> **AIM OF THE EXERCISE**:
Give the data below again exactly as it stands. Omit the pictures.

> **AVAILABLE DATA**:
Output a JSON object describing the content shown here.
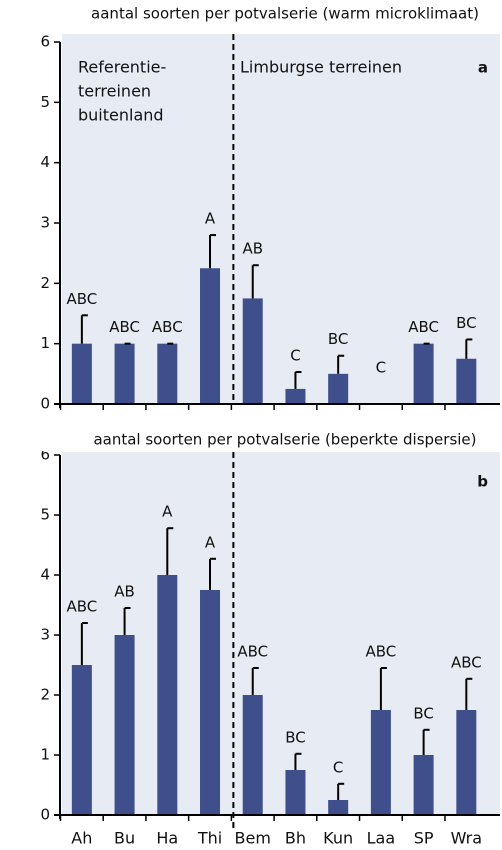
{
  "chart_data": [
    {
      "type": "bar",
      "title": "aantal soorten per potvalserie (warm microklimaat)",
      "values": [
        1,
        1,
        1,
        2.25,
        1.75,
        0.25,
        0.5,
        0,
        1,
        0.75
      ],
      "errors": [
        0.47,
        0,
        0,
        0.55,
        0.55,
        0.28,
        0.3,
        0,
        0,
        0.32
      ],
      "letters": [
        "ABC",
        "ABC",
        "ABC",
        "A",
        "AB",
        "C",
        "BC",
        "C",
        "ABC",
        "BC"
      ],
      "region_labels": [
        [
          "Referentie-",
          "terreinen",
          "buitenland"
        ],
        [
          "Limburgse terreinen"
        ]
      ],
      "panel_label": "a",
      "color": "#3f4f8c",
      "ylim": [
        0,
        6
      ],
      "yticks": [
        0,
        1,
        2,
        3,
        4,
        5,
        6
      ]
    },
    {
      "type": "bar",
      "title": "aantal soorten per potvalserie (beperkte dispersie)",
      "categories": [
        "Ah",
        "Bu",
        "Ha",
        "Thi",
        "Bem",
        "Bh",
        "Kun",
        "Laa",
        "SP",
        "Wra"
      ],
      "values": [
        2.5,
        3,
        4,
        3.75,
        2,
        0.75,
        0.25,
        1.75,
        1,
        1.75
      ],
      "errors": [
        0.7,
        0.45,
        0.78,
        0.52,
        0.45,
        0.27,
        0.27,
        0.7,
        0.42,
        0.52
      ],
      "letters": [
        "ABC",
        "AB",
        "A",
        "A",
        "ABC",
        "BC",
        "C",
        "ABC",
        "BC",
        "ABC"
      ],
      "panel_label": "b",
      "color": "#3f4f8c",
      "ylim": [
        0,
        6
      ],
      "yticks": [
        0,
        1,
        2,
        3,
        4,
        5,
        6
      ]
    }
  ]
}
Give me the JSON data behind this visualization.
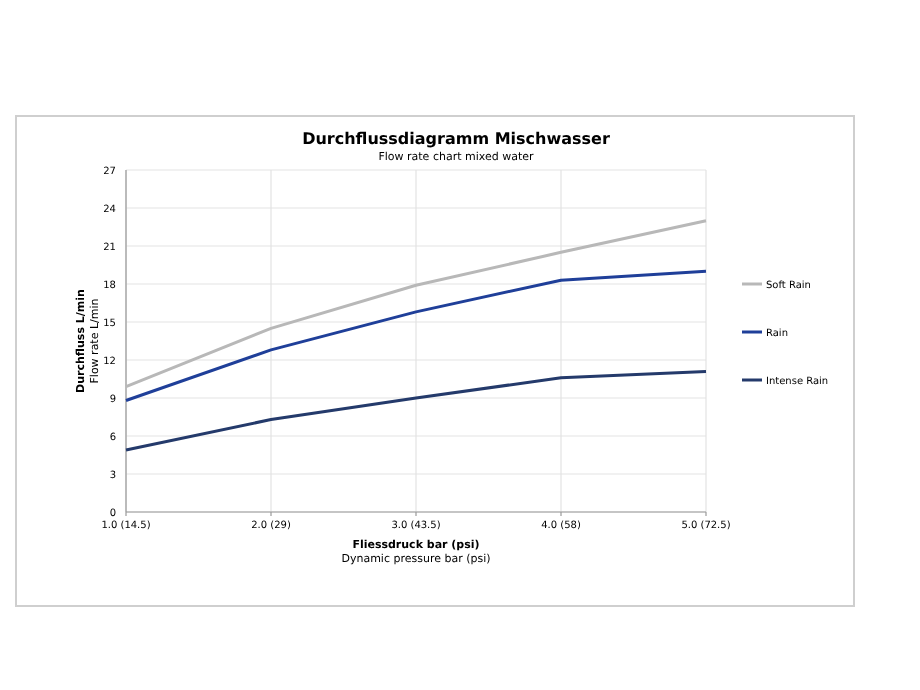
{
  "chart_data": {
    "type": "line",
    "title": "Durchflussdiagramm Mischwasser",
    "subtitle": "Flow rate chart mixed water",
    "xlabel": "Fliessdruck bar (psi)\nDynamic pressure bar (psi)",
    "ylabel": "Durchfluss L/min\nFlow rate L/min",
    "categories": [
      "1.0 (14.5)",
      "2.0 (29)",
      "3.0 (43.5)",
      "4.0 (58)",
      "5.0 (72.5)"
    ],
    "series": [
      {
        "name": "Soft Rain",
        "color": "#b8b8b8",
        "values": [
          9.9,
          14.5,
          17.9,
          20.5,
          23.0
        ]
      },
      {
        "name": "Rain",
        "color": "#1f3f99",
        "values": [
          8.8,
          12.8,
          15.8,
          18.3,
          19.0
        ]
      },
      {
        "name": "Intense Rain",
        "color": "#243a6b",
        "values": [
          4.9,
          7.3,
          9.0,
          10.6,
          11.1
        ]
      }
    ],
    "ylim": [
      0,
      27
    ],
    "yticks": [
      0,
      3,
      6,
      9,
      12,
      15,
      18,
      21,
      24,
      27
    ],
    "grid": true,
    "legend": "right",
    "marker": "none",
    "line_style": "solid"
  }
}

> **REPLY**:
Output a JSON object describing the content shown here.
{
  "chart_data": [
    {
      "type": "bar",
      "title": "aantal soorten per potvalserie (warm microklimaat)",
      "values": [
        1,
        1,
        1,
        2.25,
        1.75,
        0.25,
        0.5,
        0,
        1,
        0.75
      ],
      "errors": [
        0.47,
        0,
        0,
        0.55,
        0.55,
        0.28,
        0.3,
        0,
        0,
        0.32
      ],
      "letters": [
        "ABC",
        "ABC",
        "ABC",
        "A",
        "AB",
        "C",
        "BC",
        "C",
        "ABC",
        "BC"
      ],
      "region_labels": [
        [
          "Referentie-",
          "terreinen",
          "buitenland"
        ],
        [
          "Limburgse terreinen"
        ]
      ],
      "panel_label": "a",
      "color": "#3f4f8c",
      "ylim": [
        0,
        6
      ],
      "yticks": [
        0,
        1,
        2,
        3,
        4,
        5,
        6
      ]
    },
    {
      "type": "bar",
      "title": "aantal soorten per potvalserie (beperkte dispersie)",
      "categories": [
        "Ah",
        "Bu",
        "Ha",
        "Thi",
        "Bem",
        "Bh",
        "Kun",
        "Laa",
        "SP",
        "Wra"
      ],
      "values": [
        2.5,
        3,
        4,
        3.75,
        2,
        0.75,
        0.25,
        1.75,
        1,
        1.75
      ],
      "errors": [
        0.7,
        0.45,
        0.78,
        0.52,
        0.45,
        0.27,
        0.27,
        0.7,
        0.42,
        0.52
      ],
      "letters": [
        "ABC",
        "AB",
        "A",
        "A",
        "ABC",
        "BC",
        "C",
        "ABC",
        "BC",
        "ABC"
      ],
      "panel_label": "b",
      "color": "#3f4f8c",
      "ylim": [
        0,
        6
      ],
      "yticks": [
        0,
        1,
        2,
        3,
        4,
        5,
        6
      ]
    }
  ]
}
Give me the JSON data behind this visualization.
{
  "chart_data": {
    "type": "line",
    "title": "Durchflussdiagramm Mischwasser",
    "subtitle": "Flow rate chart mixed water",
    "xlabel": "Fliessdruck bar (psi)\nDynamic pressure bar (psi)",
    "ylabel": "Durchfluss L/min\nFlow rate L/min",
    "categories": [
      "1.0 (14.5)",
      "2.0 (29)",
      "3.0 (43.5)",
      "4.0 (58)",
      "5.0 (72.5)"
    ],
    "series": [
      {
        "name": "Soft Rain",
        "color": "#b8b8b8",
        "values": [
          9.9,
          14.5,
          17.9,
          20.5,
          23.0
        ]
      },
      {
        "name": "Rain",
        "color": "#1f3f99",
        "values": [
          8.8,
          12.8,
          15.8,
          18.3,
          19.0
        ]
      },
      {
        "name": "Intense Rain",
        "color": "#243a6b",
        "values": [
          4.9,
          7.3,
          9.0,
          10.6,
          11.1
        ]
      }
    ],
    "ylim": [
      0,
      27
    ],
    "yticks": [
      0,
      3,
      6,
      9,
      12,
      15,
      18,
      21,
      24,
      27
    ],
    "grid": true,
    "legend": "right",
    "marker": "none",
    "line_style": "solid"
  }
}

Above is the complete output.